_Required task_
Show only lines that include "alio".

_The input_
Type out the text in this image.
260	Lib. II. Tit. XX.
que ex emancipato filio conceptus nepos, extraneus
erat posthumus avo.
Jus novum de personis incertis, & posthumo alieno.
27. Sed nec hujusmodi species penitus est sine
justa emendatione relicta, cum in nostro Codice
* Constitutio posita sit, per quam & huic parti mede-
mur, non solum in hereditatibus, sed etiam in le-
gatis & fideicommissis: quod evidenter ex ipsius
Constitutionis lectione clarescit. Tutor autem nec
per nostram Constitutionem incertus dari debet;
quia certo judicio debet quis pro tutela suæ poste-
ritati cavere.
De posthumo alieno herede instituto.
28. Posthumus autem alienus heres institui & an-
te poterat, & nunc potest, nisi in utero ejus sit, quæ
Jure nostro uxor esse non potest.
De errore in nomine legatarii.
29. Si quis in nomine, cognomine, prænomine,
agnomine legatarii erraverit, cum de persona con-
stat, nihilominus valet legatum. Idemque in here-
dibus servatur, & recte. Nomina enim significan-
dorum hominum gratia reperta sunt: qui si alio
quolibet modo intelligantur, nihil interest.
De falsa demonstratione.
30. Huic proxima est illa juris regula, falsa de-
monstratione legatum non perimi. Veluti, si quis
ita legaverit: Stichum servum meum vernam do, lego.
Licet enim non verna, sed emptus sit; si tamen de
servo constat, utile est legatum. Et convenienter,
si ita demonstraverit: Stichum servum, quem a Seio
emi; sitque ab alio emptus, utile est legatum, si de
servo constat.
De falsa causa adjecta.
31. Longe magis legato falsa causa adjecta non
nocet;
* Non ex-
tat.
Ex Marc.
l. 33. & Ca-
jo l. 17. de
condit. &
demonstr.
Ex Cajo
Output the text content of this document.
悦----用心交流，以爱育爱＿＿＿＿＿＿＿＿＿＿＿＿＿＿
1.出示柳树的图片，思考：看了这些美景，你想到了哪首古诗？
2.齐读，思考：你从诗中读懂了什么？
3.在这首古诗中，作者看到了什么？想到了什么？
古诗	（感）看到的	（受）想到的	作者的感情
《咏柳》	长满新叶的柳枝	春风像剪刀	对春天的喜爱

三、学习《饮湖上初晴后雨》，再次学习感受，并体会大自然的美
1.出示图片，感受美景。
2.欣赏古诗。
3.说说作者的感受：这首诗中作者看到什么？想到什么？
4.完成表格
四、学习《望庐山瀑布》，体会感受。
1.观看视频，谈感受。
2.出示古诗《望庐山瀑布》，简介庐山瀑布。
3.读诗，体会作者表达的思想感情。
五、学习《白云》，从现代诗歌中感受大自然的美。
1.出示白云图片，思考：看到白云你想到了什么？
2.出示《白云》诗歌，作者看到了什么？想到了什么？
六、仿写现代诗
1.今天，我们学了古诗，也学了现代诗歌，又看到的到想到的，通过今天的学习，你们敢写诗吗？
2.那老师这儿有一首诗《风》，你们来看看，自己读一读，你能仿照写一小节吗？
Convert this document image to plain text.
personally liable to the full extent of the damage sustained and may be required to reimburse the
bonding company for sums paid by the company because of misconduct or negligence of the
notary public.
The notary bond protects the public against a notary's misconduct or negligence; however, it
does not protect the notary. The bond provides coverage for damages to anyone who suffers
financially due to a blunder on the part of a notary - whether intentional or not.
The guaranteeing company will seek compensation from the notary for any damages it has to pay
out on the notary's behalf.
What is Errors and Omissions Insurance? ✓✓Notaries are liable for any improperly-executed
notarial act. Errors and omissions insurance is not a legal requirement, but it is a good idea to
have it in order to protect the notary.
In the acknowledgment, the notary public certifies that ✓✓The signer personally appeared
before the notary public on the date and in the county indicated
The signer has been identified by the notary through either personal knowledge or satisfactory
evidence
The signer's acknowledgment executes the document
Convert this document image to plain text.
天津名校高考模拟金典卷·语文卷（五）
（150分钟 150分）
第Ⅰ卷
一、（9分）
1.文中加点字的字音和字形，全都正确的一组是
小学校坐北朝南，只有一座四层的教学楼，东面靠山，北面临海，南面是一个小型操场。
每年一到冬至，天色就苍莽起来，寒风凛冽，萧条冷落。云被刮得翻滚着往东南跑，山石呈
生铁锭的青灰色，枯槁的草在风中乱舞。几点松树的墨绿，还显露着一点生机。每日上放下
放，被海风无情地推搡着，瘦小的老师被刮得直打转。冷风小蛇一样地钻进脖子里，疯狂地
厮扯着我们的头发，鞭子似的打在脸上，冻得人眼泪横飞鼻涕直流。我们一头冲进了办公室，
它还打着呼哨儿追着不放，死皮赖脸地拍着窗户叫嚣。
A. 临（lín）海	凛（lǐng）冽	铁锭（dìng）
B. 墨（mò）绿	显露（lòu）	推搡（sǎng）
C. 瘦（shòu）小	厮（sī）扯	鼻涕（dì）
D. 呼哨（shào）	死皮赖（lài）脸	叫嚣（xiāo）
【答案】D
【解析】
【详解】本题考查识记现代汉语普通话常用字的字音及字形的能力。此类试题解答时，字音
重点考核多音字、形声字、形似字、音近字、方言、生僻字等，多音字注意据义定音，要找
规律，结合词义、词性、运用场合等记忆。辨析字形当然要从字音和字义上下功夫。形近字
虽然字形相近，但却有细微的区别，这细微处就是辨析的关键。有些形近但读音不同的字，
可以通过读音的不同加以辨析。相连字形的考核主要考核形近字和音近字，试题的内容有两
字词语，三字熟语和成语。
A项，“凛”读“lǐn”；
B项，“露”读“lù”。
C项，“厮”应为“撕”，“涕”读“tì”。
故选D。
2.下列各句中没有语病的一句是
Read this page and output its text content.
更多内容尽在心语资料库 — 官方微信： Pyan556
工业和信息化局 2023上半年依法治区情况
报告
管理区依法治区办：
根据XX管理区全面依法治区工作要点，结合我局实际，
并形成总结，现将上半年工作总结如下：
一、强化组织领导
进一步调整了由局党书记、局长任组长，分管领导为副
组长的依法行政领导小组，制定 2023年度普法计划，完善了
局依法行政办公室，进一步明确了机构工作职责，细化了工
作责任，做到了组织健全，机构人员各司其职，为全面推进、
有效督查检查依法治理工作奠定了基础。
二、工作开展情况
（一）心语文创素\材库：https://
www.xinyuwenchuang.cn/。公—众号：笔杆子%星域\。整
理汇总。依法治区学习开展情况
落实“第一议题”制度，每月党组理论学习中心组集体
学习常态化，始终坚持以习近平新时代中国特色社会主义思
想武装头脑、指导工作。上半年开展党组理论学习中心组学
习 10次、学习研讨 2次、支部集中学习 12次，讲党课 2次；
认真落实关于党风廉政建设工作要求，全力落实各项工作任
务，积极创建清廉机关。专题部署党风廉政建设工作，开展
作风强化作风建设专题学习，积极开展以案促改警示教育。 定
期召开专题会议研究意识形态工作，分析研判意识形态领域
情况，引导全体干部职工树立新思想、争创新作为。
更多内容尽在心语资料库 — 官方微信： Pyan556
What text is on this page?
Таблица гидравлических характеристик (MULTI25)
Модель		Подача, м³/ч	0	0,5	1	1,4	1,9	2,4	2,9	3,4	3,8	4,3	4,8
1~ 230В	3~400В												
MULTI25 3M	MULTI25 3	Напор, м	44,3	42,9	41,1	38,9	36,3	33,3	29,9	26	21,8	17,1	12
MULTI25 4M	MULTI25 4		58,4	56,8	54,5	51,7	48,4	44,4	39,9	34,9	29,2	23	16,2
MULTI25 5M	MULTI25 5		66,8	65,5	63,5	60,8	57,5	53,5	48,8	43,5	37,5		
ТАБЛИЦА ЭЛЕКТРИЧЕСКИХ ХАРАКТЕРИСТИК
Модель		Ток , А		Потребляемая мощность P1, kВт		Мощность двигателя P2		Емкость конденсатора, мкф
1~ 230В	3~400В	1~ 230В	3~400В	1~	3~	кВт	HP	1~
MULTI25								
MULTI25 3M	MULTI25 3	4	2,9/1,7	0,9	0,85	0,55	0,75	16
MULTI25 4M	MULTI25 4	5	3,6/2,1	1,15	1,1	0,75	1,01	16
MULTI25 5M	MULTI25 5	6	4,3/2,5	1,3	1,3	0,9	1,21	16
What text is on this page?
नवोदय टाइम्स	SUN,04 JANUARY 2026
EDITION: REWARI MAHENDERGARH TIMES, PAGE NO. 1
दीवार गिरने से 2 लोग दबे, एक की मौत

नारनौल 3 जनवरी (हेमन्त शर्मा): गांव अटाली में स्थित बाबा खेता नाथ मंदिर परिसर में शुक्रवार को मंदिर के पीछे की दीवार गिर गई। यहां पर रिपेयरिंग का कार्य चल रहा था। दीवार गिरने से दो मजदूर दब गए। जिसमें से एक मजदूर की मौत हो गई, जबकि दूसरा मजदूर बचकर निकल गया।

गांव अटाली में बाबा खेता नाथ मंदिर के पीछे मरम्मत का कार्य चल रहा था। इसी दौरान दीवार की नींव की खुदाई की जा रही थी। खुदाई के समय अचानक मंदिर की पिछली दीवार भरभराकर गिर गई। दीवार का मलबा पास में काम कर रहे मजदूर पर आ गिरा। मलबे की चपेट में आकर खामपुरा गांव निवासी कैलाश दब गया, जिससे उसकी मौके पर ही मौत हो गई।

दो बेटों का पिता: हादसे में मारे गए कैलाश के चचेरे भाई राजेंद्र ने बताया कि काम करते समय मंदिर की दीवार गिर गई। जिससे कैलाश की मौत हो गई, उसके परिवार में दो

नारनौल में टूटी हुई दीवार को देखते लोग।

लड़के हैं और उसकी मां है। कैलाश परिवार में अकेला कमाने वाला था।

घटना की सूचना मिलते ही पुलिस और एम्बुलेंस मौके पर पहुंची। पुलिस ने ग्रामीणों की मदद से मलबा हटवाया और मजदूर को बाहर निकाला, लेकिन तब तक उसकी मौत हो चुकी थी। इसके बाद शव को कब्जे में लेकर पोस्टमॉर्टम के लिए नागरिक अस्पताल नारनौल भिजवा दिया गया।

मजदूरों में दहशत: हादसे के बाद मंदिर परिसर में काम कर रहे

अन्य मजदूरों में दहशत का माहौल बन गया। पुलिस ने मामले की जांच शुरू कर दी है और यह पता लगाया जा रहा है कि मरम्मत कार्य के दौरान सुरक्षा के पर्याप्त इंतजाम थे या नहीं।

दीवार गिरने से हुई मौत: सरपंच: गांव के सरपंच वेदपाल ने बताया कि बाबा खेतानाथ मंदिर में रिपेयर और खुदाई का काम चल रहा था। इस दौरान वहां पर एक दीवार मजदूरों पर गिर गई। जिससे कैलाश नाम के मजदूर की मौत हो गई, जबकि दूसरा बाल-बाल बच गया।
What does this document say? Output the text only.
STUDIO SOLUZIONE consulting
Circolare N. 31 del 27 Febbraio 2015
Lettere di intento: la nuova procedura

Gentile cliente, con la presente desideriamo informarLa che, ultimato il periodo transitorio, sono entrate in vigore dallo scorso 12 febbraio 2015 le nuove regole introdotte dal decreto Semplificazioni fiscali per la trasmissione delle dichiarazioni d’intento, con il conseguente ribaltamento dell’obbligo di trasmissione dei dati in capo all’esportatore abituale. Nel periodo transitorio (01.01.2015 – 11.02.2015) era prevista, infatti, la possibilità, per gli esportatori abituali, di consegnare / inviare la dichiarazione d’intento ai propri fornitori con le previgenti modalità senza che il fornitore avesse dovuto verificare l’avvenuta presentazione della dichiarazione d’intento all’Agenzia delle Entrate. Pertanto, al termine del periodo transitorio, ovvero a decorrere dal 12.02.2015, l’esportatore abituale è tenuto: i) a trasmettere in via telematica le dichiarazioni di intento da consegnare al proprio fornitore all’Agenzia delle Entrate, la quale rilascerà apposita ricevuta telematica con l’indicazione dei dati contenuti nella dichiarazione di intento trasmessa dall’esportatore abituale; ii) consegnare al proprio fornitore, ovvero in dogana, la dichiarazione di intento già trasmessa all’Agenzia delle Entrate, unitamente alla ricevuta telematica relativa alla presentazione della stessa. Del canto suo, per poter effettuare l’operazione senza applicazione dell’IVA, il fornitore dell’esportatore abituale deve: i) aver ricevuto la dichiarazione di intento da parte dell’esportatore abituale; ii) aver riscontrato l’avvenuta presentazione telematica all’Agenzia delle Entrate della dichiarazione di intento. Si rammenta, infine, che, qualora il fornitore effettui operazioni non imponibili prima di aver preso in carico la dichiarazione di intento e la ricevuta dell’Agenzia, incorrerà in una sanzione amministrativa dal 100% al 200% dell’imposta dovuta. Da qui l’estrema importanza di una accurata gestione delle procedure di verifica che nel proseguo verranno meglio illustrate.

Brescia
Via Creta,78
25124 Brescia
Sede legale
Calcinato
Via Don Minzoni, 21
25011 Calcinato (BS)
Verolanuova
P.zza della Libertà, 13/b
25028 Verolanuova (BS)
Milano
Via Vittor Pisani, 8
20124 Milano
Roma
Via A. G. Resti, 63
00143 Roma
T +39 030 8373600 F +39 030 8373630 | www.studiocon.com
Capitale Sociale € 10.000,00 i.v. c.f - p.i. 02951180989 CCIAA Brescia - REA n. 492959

_Task result_
dorum hominum gratia reperta sunt: qui si alio
emi; sitque ab alio emptus, utile est legatum, si de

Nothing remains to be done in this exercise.